### [Text excerpt]
————
A: Recent estimates suggest around 58% of the population in the US and over 70% in England have been previously infected, with BIG increases during the Omicron wave.
The CDC recently released an MMWR report estimating the percentage of Americans who have been previously infected with COVID-19. The estimates came from the CDC’s National Commercial Laboratory Seroprevalence Study, which tests blood samples that are submitted for clinical testing. The blood is tested for anti-nucleocapsid (anti-N) antibodies, which are produced in response to SARS-CoV-2 infection but not in response to COVID-19 vaccines which target only the spike protein.
🔑 Key findings:
➡️ Roughly 58% of Americans showed evidence of previous SARS-CoV-2 infection in their blood by February 2022.
➡️ During the Omicron wave from December 2021-February 2022, this estimate increased from 33% to 58%.
➡️ Rates vary a lot by age, ranging from 33.2% for those over age 65 to 75% for those under age 18 (see figure).
————
(Page segmentation data)
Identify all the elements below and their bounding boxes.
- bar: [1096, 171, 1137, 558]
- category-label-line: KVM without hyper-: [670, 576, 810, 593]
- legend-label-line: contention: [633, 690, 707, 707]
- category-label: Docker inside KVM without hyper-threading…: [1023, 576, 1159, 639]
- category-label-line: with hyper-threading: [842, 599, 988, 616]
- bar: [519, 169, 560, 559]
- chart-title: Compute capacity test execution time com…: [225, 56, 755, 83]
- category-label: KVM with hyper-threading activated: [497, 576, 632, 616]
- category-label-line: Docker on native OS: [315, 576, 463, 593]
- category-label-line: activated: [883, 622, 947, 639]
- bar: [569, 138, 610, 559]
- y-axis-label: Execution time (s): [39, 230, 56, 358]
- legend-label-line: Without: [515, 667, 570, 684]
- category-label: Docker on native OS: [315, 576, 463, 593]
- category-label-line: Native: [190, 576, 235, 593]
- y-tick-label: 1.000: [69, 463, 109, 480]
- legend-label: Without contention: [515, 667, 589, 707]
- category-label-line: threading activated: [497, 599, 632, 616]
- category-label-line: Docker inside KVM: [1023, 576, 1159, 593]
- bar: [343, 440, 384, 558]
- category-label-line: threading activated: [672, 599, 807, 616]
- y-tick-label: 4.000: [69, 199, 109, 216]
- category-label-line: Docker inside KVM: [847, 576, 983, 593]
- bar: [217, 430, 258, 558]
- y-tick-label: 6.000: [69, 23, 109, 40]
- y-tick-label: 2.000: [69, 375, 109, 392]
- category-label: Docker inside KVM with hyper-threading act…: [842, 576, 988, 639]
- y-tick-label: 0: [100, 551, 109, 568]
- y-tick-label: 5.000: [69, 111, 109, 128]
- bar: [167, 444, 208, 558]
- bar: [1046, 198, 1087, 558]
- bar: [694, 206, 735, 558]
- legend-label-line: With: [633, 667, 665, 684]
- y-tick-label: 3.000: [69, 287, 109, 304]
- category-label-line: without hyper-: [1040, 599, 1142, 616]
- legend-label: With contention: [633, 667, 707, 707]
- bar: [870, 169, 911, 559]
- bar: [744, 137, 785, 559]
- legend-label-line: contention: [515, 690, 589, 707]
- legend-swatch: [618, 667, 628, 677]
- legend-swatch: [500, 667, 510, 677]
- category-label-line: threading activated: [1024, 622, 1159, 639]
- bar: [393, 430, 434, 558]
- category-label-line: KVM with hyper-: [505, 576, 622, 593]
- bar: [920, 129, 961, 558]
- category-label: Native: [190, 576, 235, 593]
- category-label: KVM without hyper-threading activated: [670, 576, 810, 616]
————
### [Requirement]
From the text on COVID-19 infection estimates, list each distinct percentage that appears under "Key findings," once each.

### [Answer box]
58%, 33%, 33.2%, 75%